Below are records; work out how many of their lines hold the string "expectations" and give that number alone.

:: DATA TO PROCESS ::

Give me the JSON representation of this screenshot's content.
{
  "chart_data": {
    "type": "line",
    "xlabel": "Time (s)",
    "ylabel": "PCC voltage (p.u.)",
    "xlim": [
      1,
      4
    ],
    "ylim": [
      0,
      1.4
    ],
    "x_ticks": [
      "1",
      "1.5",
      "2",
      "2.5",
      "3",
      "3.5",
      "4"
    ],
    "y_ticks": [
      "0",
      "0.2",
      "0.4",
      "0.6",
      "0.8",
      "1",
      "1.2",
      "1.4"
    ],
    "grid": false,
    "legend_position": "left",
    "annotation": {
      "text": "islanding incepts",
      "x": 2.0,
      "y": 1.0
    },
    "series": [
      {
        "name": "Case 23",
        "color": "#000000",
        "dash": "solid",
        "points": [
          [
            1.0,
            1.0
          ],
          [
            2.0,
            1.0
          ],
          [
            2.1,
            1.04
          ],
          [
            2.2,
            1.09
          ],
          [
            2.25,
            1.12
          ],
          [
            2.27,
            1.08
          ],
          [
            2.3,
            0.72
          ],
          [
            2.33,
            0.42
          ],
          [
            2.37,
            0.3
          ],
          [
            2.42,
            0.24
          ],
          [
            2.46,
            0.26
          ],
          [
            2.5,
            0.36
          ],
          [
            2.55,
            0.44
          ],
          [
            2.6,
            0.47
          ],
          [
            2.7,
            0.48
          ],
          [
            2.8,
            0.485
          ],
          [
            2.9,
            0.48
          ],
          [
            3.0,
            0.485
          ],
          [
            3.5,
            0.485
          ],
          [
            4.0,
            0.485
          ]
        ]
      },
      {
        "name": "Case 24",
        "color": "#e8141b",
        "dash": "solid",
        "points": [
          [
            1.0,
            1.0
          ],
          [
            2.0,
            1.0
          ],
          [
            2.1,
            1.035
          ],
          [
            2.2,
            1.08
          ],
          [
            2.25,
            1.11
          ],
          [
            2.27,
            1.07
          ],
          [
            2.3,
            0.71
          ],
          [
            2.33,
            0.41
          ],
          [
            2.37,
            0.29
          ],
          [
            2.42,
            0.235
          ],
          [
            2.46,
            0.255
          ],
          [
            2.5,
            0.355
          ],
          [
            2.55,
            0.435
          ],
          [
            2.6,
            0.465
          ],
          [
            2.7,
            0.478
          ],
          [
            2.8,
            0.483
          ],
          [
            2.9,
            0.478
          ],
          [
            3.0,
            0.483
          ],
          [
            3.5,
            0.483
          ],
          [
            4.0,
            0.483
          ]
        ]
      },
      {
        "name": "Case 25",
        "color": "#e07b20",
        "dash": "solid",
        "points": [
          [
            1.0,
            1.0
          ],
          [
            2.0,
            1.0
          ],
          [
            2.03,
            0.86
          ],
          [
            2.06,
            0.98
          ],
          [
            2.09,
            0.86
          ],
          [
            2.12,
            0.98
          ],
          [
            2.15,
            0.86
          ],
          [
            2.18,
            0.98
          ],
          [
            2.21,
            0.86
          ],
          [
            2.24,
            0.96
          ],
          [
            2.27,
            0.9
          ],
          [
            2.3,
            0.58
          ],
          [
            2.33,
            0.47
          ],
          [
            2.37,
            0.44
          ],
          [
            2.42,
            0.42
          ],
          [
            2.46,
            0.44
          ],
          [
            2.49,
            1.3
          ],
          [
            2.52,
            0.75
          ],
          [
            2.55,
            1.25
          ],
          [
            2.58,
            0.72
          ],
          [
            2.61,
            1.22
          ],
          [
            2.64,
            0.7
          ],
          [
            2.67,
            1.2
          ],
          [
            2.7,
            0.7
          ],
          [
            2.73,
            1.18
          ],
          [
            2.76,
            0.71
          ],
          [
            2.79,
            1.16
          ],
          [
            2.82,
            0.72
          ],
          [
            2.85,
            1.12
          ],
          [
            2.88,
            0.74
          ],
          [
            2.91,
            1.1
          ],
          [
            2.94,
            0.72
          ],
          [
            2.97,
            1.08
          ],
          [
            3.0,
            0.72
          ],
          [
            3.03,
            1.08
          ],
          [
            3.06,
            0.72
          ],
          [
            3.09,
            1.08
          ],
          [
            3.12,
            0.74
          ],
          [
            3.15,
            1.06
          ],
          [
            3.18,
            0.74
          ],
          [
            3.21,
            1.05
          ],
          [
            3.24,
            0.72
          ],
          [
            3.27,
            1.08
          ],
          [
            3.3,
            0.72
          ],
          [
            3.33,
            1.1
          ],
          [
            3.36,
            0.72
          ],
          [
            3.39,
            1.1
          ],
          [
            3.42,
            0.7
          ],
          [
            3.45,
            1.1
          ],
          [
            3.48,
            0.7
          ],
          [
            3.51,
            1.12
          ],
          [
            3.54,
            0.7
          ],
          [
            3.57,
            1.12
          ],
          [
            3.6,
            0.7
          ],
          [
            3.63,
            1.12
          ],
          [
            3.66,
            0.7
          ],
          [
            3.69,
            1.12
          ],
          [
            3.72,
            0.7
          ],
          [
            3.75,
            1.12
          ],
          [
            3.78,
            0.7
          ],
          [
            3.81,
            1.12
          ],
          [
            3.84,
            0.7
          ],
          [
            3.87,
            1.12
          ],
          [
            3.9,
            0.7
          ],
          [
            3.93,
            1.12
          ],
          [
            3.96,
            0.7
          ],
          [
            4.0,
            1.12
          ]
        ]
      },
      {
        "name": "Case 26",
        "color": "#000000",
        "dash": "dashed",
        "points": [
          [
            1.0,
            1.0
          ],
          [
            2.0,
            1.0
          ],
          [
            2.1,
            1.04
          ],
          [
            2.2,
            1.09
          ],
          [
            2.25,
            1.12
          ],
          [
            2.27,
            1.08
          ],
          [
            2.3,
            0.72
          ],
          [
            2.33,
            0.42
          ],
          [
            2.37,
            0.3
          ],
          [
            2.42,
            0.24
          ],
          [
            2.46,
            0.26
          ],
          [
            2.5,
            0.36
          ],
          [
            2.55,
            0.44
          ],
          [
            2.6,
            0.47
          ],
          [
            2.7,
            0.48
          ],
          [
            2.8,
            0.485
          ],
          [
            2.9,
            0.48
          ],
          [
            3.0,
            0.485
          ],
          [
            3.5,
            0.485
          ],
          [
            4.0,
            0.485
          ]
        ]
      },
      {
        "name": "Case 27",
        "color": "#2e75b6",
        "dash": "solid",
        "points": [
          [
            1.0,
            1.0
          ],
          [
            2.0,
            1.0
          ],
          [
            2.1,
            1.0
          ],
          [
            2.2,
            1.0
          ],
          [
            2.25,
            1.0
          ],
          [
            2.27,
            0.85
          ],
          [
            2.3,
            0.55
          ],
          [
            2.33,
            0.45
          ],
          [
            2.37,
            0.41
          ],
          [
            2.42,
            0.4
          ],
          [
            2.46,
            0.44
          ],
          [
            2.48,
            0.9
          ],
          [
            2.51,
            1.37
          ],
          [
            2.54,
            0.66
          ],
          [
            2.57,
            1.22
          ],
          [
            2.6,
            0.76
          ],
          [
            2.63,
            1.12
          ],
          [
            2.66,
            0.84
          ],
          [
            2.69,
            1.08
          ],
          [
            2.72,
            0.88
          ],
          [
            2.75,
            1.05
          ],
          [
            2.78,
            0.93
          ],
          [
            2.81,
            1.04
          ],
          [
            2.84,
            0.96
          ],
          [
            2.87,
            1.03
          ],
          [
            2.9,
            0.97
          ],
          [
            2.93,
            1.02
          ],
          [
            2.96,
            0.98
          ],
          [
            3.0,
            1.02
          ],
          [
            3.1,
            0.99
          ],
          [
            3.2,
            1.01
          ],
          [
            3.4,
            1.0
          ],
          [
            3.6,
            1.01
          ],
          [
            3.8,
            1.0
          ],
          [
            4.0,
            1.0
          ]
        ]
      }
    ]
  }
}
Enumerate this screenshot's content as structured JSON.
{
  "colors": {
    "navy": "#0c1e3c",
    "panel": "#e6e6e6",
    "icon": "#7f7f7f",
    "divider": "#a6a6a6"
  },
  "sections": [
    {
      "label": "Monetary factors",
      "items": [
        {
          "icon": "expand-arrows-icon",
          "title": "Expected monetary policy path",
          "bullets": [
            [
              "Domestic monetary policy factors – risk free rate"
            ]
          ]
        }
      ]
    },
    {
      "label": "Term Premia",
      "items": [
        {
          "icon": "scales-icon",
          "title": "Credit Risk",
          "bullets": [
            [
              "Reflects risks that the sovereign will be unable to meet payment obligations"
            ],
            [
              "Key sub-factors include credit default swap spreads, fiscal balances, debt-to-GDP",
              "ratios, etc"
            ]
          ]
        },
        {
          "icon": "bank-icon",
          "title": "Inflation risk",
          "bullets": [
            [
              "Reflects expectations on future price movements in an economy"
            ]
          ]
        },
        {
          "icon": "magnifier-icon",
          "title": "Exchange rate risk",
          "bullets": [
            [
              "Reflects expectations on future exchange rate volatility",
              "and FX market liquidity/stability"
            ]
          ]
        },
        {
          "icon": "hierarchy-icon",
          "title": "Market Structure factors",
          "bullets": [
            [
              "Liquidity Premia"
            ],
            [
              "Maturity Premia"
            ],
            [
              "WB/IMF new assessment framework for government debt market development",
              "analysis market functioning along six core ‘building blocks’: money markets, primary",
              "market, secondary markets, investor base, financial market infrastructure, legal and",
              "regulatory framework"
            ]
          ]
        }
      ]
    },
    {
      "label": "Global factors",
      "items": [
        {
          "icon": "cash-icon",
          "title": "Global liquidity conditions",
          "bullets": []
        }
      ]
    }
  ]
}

:::

- **TASK SOLUTION**: 2